→ **Dataset rows**
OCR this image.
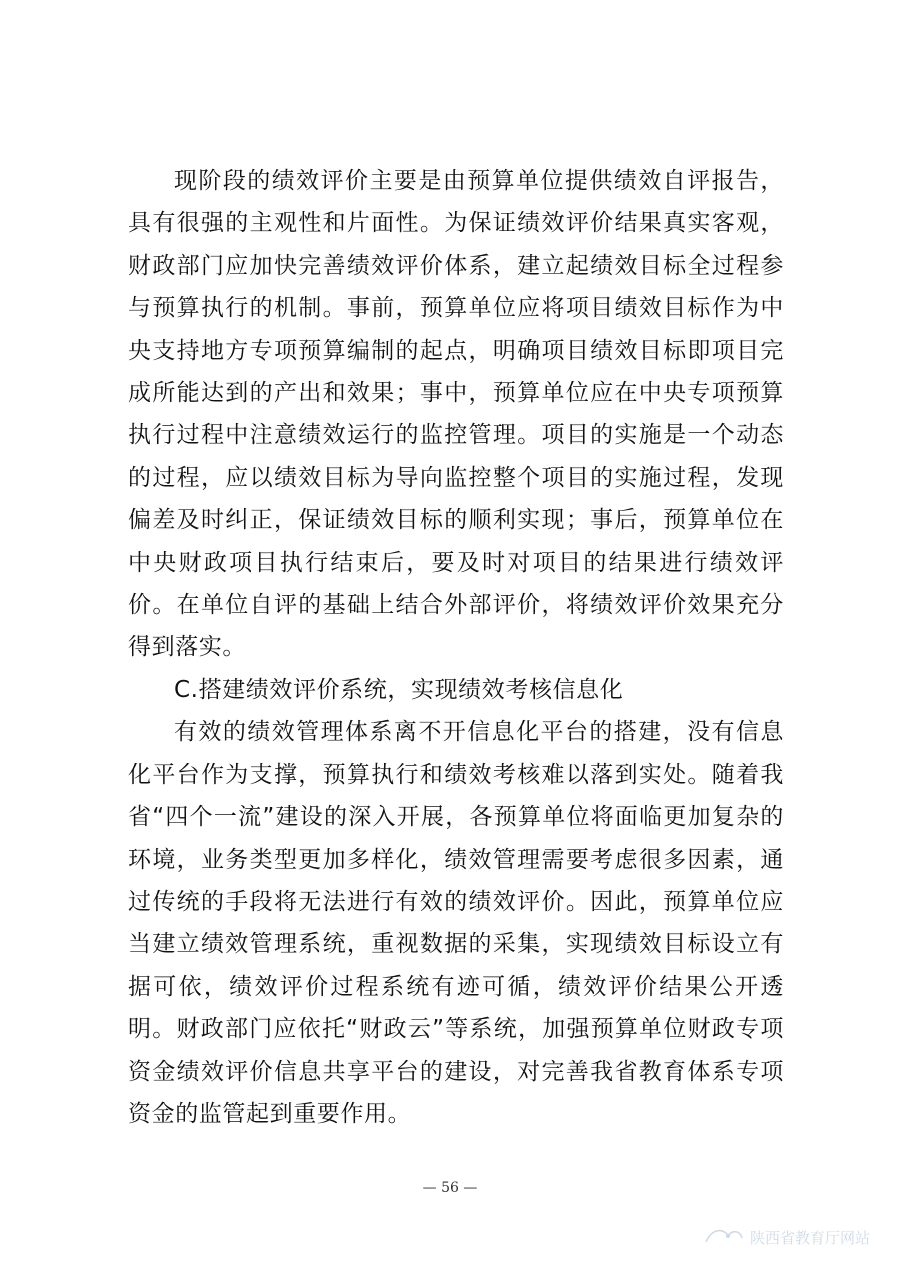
现阶段的绩效评价主要是由预算单位提供绩效自评报告，具有很强的主观性和片面性。为保证绩效评价结果真实客观，财政部门应加快完善绩效评价体系，建立起绩效目标全过程参与预算执行的机制。事前，预算单位应将项目绩效目标作为中央支持地方专项预算编制的起点，明确项目绩效目标即项目完成所能达到的产出和效果；事中，预算单位应在中央专项预算执行过程中注意绩效运行的监控管理。项目的实施是一个动态的过程，应以绩效目标为导向监控整个项目的实施过程，发现偏差及时纠正，保证绩效目标的顺利实现；事后，预算单位在中央财政项目执行结束后，要及时对项目的结果进行绩效评价。在单位自评的基础上结合外部评价，将绩效评价效果充分得到落实。

C.搭建绩效评价系统，实现绩效考核信息化

有效的绩效管理体系离不开信息化平台的搭建，没有信息化平台作为支撑，预算执行和绩效考核难以落到实处。随着我省“四个一流”建设的深入开展，各预算单位将面临更加复杂的环境，业务类型更加多样化，绩效管理需要考虑很多因素，通过传统的手段将无法进行有效的绩效评价。因此，预算单位应当建立绩效管理系统，重视数据的采集，实现绩效目标设立有据可依，绩效评价过程系统有迹可循，绩效评价结果公开透明。财政部门应依托“财政云”等系统，加强预算单位财政专项资金绩效评价信息共享平台的建设，对完善我省教育体系专项资金的监管起到重要作用。

— 56 —
陕西省教育厅网站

→ **Instructions for the task**
Omit the pictures, and quote the material above exactly as given.

→ **Answer to the exercise**
OCR this image.
现阶段的绩效评价主要是由预算单位提供绩效自评报告，具有很强的主观性和片面性。为保证绩效评价结果真实客观，财政部门应加快完善绩效评价体系，建立起绩效目标全过程参与预算执行的机制。事前，预算单位应将项目绩效目标作为中央支持地方专项预算编制的起点，明确项目绩效目标即项目完成所能达到的产出和效果；事中，预算单位应在中央专项预算执行过程中注意绩效运行的监控管理。项目的实施是一个动态的过程，应以绩效目标为导向监控整个项目的实施过程，发现偏差及时纠正，保证绩效目标的顺利实现；事后，预算单位在中央财政项目执行结束后，要及时对项目的结果进行绩效评价。在单位自评的基础上结合外部评价，将绩效评价效果充分得到落实。

C.搭建绩效评价系统，实现绩效考核信息化

有效的绩效管理体系离不开信息化平台的搭建，没有信息化平台作为支撑，预算执行和绩效考核难以落到实处。随着我省“四个一流”建设的深入开展，各预算单位将面临更加复杂的环境，业务类型更加多样化，绩效管理需要考虑很多因素，通过传统的手段将无法进行有效的绩效评价。因此，预算单位应当建立绩效管理系统，重视数据的采集，实现绩效目标设立有据可依，绩效评价过程系统有迹可循，绩效评价结果公开透明。财政部门应依托“财政云”等系统，加强预算单位财政专项资金绩效评价信息共享平台的建设，对完善我省教育体系专项资金的监管起到重要作用。

— 56 —
陕西省教育厅网站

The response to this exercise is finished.